• AIM
Print the two entries below line for line, keeping every character as it appears, but omit the pictures.

== RAW DATA

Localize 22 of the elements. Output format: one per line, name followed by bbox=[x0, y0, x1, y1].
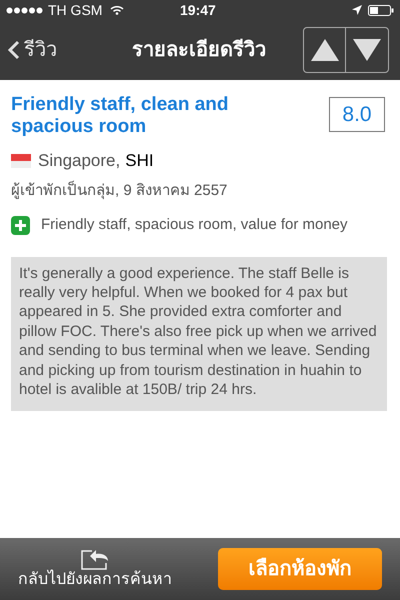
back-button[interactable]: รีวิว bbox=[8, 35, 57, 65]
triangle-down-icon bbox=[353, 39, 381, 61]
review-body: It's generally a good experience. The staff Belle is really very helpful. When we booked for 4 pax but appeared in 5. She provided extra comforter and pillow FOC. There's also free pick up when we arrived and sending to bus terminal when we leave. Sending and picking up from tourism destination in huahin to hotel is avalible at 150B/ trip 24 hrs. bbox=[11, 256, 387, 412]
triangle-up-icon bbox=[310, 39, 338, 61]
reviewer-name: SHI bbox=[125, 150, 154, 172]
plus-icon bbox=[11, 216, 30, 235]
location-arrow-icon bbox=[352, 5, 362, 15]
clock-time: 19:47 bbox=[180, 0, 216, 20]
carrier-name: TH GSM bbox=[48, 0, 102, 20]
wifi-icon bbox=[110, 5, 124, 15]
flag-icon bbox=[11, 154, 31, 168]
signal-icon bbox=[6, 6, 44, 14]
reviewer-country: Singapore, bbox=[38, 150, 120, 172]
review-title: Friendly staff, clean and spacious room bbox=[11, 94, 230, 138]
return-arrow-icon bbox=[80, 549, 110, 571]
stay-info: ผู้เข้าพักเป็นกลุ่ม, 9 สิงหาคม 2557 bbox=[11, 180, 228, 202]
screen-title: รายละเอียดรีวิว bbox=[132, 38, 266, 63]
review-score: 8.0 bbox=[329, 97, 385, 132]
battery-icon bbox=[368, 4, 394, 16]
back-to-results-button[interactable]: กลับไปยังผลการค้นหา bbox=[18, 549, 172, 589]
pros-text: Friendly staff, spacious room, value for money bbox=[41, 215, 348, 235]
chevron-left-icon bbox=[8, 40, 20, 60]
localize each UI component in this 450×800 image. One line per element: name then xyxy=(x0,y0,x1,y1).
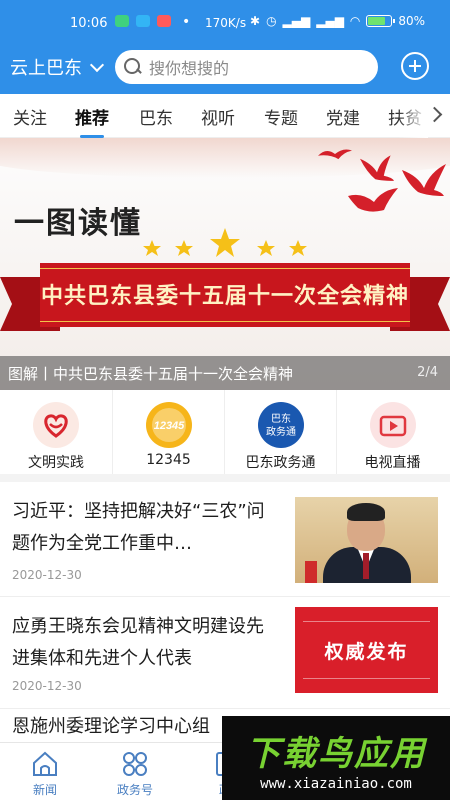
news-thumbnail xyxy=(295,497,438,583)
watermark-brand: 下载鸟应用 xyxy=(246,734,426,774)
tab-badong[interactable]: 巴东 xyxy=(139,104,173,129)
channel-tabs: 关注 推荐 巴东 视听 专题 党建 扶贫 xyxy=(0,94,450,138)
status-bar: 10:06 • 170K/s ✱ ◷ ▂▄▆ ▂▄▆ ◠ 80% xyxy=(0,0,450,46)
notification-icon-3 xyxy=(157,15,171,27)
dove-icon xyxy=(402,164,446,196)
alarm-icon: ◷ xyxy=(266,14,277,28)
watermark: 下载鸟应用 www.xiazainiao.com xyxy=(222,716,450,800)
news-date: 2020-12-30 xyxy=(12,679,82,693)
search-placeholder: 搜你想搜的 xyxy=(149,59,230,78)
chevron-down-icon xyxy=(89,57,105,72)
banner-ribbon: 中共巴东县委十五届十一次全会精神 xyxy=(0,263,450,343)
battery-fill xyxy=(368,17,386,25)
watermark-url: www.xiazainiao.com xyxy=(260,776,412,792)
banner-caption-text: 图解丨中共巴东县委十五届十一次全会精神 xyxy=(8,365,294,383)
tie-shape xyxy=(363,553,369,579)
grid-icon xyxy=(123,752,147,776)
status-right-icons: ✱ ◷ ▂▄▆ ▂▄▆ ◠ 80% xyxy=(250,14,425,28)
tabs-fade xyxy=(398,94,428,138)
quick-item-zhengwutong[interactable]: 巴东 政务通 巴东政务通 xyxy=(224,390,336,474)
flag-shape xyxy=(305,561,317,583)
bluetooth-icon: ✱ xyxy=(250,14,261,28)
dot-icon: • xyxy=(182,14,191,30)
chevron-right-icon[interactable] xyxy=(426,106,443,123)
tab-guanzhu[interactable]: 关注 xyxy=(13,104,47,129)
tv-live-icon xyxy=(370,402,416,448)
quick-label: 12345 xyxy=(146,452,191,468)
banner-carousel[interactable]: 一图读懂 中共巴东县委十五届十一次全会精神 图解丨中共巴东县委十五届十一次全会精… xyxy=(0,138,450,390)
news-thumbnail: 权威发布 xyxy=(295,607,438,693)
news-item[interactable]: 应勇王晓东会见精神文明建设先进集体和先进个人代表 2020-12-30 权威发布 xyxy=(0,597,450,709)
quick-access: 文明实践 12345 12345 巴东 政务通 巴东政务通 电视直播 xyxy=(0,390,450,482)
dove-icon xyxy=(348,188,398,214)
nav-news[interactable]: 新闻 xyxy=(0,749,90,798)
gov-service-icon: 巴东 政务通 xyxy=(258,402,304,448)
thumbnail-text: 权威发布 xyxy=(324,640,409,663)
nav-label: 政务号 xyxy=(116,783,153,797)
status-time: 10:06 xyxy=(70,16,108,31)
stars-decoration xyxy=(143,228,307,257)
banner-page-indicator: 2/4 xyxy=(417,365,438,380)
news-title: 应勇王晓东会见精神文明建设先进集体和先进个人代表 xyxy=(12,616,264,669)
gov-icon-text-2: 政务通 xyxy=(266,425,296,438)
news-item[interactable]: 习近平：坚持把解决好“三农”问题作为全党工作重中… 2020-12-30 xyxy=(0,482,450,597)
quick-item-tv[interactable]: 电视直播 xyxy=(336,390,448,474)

====

• CORRECT ANSWER
Localize 22 of the elements. Output format: one per line, name followed by bbox=[x0, y0, x1, y1].
back-button[interactable]: รีวิว bbox=[8, 35, 57, 65]
triangle-down-icon bbox=[353, 39, 381, 61]
review-body: It's generally a good experience. The staff Belle is really very helpful. When we booked for 4 pax but appeared in 5. She provided extra comforter and pillow FOC. There's also free pick up when we arrived and sending to bus terminal when we leave. Sending and picking up from tourism destination in huahin to hotel is avalible at 150B/ trip 24 hrs. bbox=[11, 256, 387, 412]
triangle-up-icon bbox=[310, 39, 338, 61]
reviewer-name: SHI bbox=[125, 150, 154, 172]
plus-icon bbox=[11, 216, 30, 235]
location-arrow-icon bbox=[352, 5, 362, 15]
clock-time: 19:47 bbox=[180, 0, 216, 20]
carrier-name: TH GSM bbox=[48, 0, 102, 20]
wifi-icon bbox=[110, 5, 124, 15]
flag-icon bbox=[11, 154, 31, 168]
signal-icon bbox=[6, 6, 44, 14]
reviewer-country: Singapore, bbox=[38, 150, 120, 172]
review-title: Friendly staff, clean and spacious room bbox=[11, 94, 230, 138]
return-arrow-icon bbox=[80, 549, 110, 571]
stay-info: ผู้เข้าพักเป็นกลุ่ม, 9 สิงหาคม 2557 bbox=[11, 180, 228, 202]
screen-title: รายละเอียดรีวิว bbox=[132, 38, 266, 63]
review-score: 8.0 bbox=[329, 97, 385, 132]
battery-icon bbox=[368, 4, 394, 16]
back-to-results-button[interactable]: กลับไปยังผลการค้นหา bbox=[18, 549, 172, 589]
pros-text: Friendly staff, spacious room, value for money bbox=[41, 215, 348, 235]
chevron-left-icon bbox=[8, 40, 20, 60]
localize each UI component in this 450×800 image. One line per element: name then xyxy=(x0,y0,x1,y1).
news-thumbnail xyxy=(295,497,438,583)
watermark-brand: 下载鸟应用 xyxy=(246,734,426,774)
tab-badong[interactable]: 巴东 xyxy=(139,104,173,129)
channel-tabs: 关注 推荐 巴东 视听 专题 党建 扶贫 xyxy=(0,94,450,138)
status-bar: 10:06 • 170K/s ✱ ◷ ▂▄▆ ▂▄▆ ◠ 80% xyxy=(0,0,450,46)
notification-icon-3 xyxy=(157,15,171,27)
dove-icon xyxy=(402,164,446,196)
alarm-icon: ◷ xyxy=(266,14,277,28)
watermark: 下载鸟应用 www.xiazainiao.com xyxy=(222,716,450,800)
news-date: 2020-12-30 xyxy=(12,679,82,693)
search-placeholder: 搜你想搜的 xyxy=(149,59,230,78)
chevron-down-icon xyxy=(89,57,105,72)
banner-ribbon: 中共巴东县委十五届十一次全会精神 xyxy=(0,263,450,343)
battery-fill xyxy=(368,17,386,25)
watermark-url: www.xiazainiao.com xyxy=(260,776,412,792)
banner-caption-text: 图解丨中共巴东县委十五届十一次全会精神 xyxy=(8,365,294,383)
tie-shape xyxy=(363,553,369,579)
grid-icon xyxy=(123,752,147,776)
status-right-icons: ✱ ◷ ▂▄▆ ▂▄▆ ◠ 80% xyxy=(250,14,425,28)
tabs-fade xyxy=(398,94,428,138)
quick-item-zhengwutong[interactable]: 巴东 政务通 巴东政务通 xyxy=(224,390,336,474)
flag-shape xyxy=(305,561,317,583)
bluetooth-icon: ✱ xyxy=(250,14,261,28)
dot-icon: • xyxy=(182,14,191,30)
chevron-right-icon[interactable] xyxy=(426,106,443,123)
tab-guanzhu[interactable]: 关注 xyxy=(13,104,47,129)
tv-live-icon xyxy=(370,402,416,448)
quick-label: 12345 xyxy=(146,452,191,468)
banner-carousel[interactable]: 一图读懂 中共巴东县委十五届十一次全会精神 图解丨中共巴东县委十五届十一次全会精… xyxy=(0,138,450,390)
news-thumbnail: 权威发布 xyxy=(295,607,438,693)
news-item[interactable]: 应勇王晓东会见精神文明建设先进集体和先进个人代表 2020-12-30 权威发布 xyxy=(0,597,450,709)
quick-access: 文明实践 12345 12345 巴东 政务通 巴东政务通 电视直播 xyxy=(0,390,450,482)
dove-icon xyxy=(348,188,398,214)
nav-news[interactable]: 新闻 xyxy=(0,749,90,798)
gov-service-icon: 巴东 政务通 xyxy=(258,402,304,448)
thumbnail-text: 权威发布 xyxy=(324,640,409,663)
nav-label: 政务号 xyxy=(116,783,153,797)
status-time: 10:06 xyxy=(70,16,108,31)
stars-decoration xyxy=(143,228,307,257)
banner-page-indicator: 2/4 xyxy=(417,365,438,380)
news-title: 应勇王晓东会见精神文明建设先进集体和先进个人代表 xyxy=(12,616,264,669)
gov-icon-text-2: 政务通 xyxy=(266,425,296,438)
news-item[interactable]: 习近平：坚持把解决好“三农”问题作为全党工作重中… 2020-12-30 xyxy=(0,482,450,597)
quick-item-tv[interactable]: 电视直播 xyxy=(336,390,448,474)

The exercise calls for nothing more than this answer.